# password recovery for FreeBSD 4.11



## m4rtin (Jul 15, 2010)

I have an older machine with FreeBSD 4.11 installed. The problem was, that I was unable to log in because I had no idea about login name or password. I booted into a single user mode(_boot -s_), mounted all partitions which were defined in _/etc/fstab_ file(_mount -a_) and changed root password using _passwd root_. However, before I realized this _mount -a_ thing in order to have access to passwd utility, I changed /etc/passwd file manually using ed editor. It looked like this:




However, as second field should be the password, I was still unable to log in using root/24680 or martin/24680 as username/password. Any ideas, why this didn't work? Or any additional questions if my explanation was unclear :OOO


----------



## kpa (Jul 15, 2010)

Use `% vipw` to edit the passwd file. Blank out the password field totally and save the file. Use `% passwd` to set a new password.


----------



## alp (Jul 15, 2010)

→ **ROWS**:

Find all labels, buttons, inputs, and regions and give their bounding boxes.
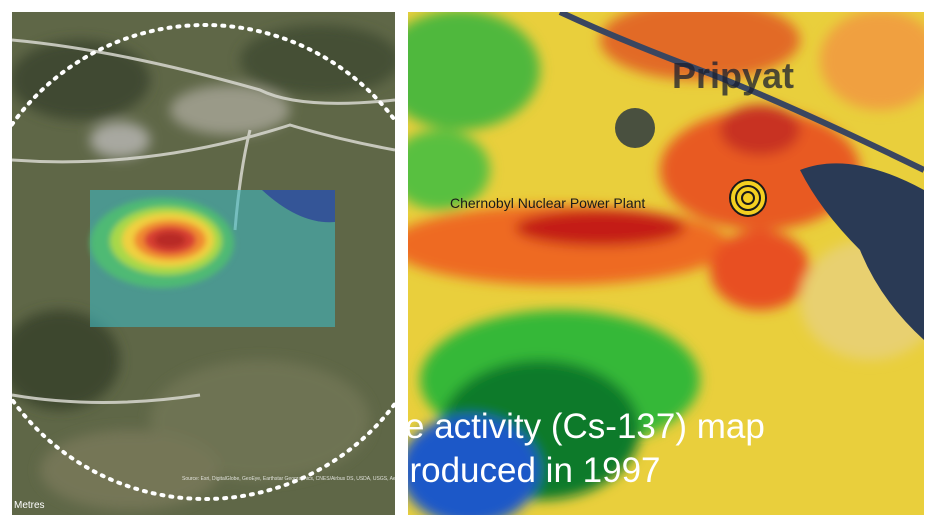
- terrain: [12, 25, 395, 510]
- caption-line: e activity (Cs-137) map: [405, 407, 765, 446]
- dose-hotspot: [90, 198, 234, 288]
- plant-label: Chernobyl Nuclear Power Plant: [450, 195, 645, 211]
- range-circle: [12, 23, 395, 501]
- river-channel: [558, 12, 924, 173]
- attribution-text: Source: Esri, DigitalGlobe, GeoEye, Eart…: [182, 476, 493, 482]
- attribution: Source: Esri, DigitalGlobe, GeoEye, Eart…: [182, 476, 493, 482]
- scale-label: Metres: [14, 500, 45, 511]
- plant-marker: [729, 179, 767, 217]
- town-label: Pripyat: [672, 55, 794, 96]
- left-map: Metres Source: Esri, DigitalGlobe, GeoEy…: [12, 12, 493, 515]
- river: [800, 163, 924, 340]
- low-dose-area: [262, 190, 335, 223]
- activity-zones: [408, 12, 924, 515]
- cooling-pond: [615, 108, 655, 148]
- right-map: Pripyat Chernobyl Nuclear Power Plant e …: [390, 12, 924, 515]
- caption-line: produced in 1997: [390, 451, 661, 490]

→ **STATED TASK 1**:
Answer from the FreeBSD password thread:
(a) What command did m4rtin use to boot into single user mode?
(b) Which editor did m4rtin use to change /etc/passwd manually?
(c) What command does kpa recommend for editing the passwd file?
→ **STATED TASK 2**: Quote the FreeBSD password thread word for word. Begin at the words "However, as second" and stop after "a new password.".
The records are separate material and are not part of the FreeBSD password thread.

→ **WORKED SOLUTION 1**:
(a) boot -s
(b) ed
(c) vipw

→ **WORKED SOLUTION 2**:
However, as second field should be the password, I was still unable to log in using root/24680 or martin/24680 as username/password. Any ideas, why this didn't work? Or any additional questions if my explanation was unclear :OOO


----------



## kpa (Jul 15, 2010)

Use `% vipw` to edit the passwd file. Blank out the password field totally and save the file. Use `% passwd` to set a new password.